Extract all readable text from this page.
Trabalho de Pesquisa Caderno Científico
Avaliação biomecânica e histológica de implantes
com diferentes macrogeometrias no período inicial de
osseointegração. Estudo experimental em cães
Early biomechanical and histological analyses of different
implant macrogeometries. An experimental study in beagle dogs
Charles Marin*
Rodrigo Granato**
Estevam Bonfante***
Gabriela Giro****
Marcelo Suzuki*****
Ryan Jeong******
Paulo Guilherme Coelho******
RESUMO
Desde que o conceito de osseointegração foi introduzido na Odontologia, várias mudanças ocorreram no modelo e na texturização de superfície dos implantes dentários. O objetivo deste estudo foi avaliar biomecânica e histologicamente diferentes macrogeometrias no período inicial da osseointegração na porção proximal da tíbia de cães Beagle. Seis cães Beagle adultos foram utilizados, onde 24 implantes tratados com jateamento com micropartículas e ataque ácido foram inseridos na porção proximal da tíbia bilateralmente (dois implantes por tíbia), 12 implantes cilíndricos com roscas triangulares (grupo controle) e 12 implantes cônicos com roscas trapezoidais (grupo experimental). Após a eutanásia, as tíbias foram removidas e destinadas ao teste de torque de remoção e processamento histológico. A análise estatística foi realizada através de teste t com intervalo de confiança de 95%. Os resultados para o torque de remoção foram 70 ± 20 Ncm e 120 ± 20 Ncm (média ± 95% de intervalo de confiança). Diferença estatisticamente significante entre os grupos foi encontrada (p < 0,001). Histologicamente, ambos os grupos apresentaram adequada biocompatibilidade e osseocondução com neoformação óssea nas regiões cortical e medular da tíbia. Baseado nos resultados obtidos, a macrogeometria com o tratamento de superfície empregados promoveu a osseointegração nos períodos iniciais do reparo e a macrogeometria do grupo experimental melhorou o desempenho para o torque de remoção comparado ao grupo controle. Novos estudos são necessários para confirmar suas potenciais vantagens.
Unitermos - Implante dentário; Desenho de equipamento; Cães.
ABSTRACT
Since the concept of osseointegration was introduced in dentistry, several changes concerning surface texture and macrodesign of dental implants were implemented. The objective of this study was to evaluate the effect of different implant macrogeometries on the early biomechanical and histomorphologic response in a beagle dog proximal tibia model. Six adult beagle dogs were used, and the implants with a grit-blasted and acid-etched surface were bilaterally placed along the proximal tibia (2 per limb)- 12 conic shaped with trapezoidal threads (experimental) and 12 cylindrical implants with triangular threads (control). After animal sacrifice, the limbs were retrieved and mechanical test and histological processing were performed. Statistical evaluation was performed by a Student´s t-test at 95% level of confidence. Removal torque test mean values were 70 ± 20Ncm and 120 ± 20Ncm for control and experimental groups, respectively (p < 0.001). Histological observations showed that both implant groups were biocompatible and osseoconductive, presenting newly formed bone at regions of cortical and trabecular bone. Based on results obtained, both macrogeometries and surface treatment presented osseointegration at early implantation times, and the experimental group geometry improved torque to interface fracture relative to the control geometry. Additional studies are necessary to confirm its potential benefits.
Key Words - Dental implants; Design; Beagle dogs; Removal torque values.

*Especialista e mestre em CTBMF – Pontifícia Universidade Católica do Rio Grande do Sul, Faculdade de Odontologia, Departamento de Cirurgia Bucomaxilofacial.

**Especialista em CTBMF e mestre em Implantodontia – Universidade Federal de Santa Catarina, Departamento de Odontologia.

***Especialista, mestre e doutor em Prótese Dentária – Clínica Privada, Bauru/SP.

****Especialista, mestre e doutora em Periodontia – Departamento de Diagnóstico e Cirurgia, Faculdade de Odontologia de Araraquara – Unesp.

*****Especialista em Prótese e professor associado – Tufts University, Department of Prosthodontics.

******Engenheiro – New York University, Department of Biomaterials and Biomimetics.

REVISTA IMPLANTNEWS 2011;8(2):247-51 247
...
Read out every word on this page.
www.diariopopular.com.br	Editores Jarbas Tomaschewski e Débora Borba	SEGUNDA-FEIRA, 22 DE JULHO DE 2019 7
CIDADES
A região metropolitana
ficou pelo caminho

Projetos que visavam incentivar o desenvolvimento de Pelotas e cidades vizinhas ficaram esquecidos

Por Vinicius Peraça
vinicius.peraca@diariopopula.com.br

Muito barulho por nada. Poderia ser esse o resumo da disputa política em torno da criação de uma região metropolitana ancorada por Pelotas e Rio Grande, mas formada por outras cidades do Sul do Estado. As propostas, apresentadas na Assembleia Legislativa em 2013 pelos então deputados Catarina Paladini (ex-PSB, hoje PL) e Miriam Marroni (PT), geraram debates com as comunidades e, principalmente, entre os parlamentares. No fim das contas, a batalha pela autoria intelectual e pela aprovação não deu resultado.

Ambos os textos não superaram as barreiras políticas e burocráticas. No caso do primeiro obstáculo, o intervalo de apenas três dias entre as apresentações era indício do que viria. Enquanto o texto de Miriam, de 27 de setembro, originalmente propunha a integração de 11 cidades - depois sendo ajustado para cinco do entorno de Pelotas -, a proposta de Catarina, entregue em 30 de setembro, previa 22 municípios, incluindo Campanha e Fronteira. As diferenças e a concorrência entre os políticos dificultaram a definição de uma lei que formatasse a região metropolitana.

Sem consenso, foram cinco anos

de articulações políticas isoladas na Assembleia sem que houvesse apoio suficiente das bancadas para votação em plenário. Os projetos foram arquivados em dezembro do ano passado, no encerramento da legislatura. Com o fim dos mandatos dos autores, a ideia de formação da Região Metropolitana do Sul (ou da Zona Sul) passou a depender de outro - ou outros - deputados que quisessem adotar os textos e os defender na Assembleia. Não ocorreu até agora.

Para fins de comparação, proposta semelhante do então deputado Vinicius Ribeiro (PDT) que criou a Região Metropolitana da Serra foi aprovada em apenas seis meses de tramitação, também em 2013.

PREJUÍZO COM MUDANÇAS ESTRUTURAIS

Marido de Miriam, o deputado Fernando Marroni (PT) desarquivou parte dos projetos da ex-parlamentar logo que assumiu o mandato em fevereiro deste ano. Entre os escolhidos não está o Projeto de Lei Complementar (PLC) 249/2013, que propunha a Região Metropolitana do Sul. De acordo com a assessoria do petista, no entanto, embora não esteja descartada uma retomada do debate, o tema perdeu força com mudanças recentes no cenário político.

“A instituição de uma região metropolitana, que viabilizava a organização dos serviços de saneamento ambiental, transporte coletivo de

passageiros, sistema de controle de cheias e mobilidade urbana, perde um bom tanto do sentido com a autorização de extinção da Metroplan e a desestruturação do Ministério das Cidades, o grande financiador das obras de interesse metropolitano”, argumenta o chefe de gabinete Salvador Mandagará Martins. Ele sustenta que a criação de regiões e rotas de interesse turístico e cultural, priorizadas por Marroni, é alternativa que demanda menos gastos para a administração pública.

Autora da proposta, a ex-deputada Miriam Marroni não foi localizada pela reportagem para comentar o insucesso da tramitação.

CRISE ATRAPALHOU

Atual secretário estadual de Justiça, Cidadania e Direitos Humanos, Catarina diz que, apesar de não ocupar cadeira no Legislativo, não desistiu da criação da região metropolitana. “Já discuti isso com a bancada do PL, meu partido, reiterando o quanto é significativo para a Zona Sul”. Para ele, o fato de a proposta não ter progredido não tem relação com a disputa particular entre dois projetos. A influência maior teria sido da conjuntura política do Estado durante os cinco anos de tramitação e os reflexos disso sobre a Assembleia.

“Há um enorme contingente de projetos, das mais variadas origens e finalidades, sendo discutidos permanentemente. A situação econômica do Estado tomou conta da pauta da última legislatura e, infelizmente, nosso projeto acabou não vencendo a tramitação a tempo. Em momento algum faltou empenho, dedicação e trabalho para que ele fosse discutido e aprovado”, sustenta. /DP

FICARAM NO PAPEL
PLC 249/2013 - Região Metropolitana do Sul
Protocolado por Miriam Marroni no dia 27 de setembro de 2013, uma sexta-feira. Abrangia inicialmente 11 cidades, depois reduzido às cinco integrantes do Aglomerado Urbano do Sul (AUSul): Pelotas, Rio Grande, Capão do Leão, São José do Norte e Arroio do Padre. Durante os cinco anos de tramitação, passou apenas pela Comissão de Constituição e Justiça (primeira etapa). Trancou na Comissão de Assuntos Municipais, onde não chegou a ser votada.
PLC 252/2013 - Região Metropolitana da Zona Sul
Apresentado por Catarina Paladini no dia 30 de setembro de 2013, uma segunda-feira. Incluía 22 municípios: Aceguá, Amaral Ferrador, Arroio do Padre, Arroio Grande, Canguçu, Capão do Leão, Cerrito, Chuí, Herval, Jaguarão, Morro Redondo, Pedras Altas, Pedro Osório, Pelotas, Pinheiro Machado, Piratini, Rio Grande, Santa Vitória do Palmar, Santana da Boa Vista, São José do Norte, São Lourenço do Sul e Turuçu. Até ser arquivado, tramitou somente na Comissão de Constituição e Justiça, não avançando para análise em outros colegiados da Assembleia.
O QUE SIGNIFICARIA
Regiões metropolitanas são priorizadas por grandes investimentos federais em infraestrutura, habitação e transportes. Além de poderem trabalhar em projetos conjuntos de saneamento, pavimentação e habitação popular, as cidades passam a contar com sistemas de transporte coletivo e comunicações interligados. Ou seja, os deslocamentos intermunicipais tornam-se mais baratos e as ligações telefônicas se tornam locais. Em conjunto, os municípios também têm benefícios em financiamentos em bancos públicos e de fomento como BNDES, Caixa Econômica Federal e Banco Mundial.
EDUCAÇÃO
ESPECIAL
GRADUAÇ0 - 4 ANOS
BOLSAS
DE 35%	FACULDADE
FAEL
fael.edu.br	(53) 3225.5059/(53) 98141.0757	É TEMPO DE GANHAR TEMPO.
...
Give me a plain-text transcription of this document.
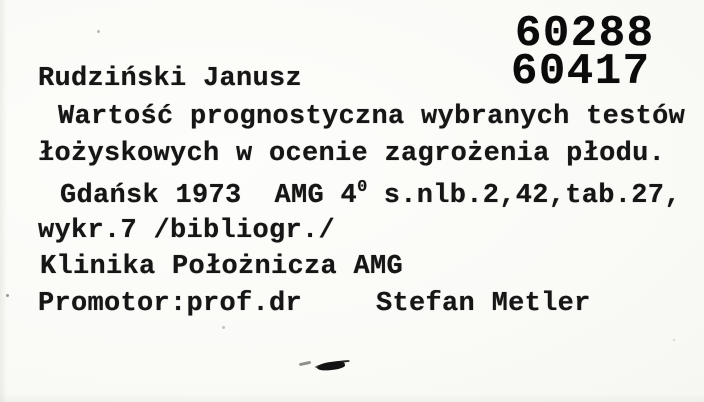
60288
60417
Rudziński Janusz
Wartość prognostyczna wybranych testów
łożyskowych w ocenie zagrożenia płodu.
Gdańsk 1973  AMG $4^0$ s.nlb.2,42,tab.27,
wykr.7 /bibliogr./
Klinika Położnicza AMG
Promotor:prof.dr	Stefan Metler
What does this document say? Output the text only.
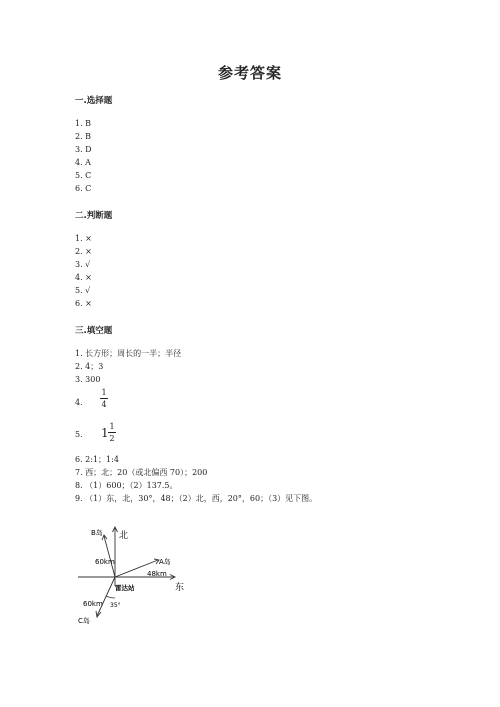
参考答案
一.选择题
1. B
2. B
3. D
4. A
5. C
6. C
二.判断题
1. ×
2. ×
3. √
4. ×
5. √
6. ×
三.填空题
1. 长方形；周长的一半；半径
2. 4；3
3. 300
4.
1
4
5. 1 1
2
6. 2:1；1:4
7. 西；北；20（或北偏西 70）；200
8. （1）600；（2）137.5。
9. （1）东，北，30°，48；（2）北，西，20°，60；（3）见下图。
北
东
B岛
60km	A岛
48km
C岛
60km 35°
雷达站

**Exercise requirements:** Extract every line from the records above that contains the word "Universidade".

**Problem solution:**
*Especialista e mestre em CTBMF – Pontifícia Universidade Católica do Rio Grande do Sul, Faculdade de Odontologia, Departamento de Cirurgia Bucomaxilofacial.
**Especialista em CTBMF e mestre em Implantodontia – Universidade Federal de Santa Catarina, Departamento de Odontologia.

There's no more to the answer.